Тоже ещё одно из главных противоречий Вийона, которое так точно схвачено в знаменитом рассказе Роберта Льюиса Стивенсона «Ночлег Франсуа Вийона» (кстати, в одном из лучших стивенсоновских рассказов): мы понимаем, что он человек греховный, – и вместе с тем мы бесконечно симпатизируем ему, мы любим его, мы на его стороне. Почему? Не только из-за таланта же, наверное. А потому, что Вийону присуще сознание своей греховности, и среди всех, уверенных в своей праведности, он один по-настоящему религиозен, потому что он сознаёт глубину своего падения, сознаёт свою бездну.

### ЗАДАЧИ ДЛЯ РЕШЕНИЯ
(a) Пожалуйста, перепишите отрывок из фрагмента о Вийоне: начните с места, где стоят слова «Тоже ещё одно», и остановитесь после слов «сознаёт свою бездну.».
(b) Ответьте по фрагменту о Вийоне:
(i) Как называется упомянутый рассказ Стивенсона?
(ii) Какое сознание, по словам автора, присуще Вийону?
(iii) Почему Вийон, согласно фрагменту, по-настоящему религиозен?

### ВЫДЕРЖКИ ИЗ ДАННЫХ
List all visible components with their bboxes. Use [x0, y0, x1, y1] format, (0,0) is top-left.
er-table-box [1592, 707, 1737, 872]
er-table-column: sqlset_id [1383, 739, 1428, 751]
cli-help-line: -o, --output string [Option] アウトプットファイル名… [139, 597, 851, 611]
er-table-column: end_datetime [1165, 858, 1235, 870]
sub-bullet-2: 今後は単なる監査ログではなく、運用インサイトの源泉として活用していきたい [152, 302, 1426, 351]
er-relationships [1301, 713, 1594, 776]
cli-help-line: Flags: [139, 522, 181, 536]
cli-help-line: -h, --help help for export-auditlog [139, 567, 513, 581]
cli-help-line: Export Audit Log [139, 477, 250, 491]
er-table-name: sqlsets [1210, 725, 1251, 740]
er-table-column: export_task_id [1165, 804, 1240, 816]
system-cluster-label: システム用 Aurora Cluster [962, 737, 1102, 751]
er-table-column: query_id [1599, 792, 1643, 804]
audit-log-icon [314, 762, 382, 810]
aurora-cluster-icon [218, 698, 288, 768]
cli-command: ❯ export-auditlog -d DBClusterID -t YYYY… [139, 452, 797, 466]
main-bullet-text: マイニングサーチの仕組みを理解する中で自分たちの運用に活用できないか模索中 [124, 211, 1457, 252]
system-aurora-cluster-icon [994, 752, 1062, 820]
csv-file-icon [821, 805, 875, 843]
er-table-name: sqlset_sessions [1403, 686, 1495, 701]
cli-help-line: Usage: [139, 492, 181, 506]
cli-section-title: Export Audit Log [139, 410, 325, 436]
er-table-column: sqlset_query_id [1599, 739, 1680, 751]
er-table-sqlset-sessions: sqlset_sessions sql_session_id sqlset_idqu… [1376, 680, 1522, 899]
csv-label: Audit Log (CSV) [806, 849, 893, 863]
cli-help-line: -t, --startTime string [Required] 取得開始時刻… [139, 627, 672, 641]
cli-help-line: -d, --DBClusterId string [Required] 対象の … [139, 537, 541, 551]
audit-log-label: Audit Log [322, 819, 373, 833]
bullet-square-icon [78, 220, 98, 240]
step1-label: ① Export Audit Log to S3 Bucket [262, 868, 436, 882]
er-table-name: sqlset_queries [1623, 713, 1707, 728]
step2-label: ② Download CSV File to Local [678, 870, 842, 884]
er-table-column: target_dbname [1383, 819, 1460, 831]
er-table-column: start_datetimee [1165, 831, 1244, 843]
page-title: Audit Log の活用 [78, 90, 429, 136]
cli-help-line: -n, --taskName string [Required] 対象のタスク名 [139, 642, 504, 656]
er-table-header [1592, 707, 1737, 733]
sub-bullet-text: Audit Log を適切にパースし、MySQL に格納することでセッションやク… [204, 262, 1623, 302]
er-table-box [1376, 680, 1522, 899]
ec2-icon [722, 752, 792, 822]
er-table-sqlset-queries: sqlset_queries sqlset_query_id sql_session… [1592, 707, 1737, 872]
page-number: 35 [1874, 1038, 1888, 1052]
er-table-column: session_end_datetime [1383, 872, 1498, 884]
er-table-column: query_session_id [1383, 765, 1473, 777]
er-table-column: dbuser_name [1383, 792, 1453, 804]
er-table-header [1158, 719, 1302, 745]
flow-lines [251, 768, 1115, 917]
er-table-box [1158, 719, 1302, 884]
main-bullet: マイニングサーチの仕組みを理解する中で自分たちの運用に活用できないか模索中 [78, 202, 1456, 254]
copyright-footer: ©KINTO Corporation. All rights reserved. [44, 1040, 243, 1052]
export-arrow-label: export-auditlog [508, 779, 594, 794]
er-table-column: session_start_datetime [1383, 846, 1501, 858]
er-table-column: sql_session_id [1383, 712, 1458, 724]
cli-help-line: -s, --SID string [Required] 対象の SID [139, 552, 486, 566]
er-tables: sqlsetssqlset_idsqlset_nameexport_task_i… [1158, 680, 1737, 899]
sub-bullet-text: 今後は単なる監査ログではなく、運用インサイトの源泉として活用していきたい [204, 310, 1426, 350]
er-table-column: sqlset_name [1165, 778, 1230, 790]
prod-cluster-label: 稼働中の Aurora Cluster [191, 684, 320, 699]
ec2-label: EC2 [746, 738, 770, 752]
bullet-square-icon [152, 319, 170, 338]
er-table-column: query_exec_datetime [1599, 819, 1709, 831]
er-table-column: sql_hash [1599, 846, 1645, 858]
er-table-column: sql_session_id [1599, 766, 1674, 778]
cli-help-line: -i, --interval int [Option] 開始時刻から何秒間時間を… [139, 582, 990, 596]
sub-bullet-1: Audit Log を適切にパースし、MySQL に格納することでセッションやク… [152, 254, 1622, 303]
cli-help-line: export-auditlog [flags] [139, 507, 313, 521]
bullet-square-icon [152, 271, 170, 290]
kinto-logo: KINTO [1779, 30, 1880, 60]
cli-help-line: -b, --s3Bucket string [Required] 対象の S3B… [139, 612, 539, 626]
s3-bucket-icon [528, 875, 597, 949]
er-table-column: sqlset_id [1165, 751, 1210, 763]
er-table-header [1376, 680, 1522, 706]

### ОТВЕТЫ
(a)
Тоже ещё одно из главных противоречий Вийона, которое так точно схвачено в знаменитом рассказе Роберта Льюиса Стивенсона «Ночлег Франсуа Вийона» (кстати, в одном из лучших стивенсоновских рассказов): мы понимаем, что он человек греховный, – и вместе с тем мы бесконечно симпатизируем ему, мы любим его, мы на его стороне. Почему? Не только из-за таланта же, наверное. А потому, что Вийону присуще сознание своей греховности, и среди всех, уверенных в своей праведности, он один по-настоящему религиозен, потому что он сознаёт глубину своего падения, сознаёт свою бездну.

(b)
(i) «Ночлег Франсуа Вийона».
(ii) Сознание своей греховности.
(iii) Потому что он сознаёт глубину своего падения, сознаёт свою бездну.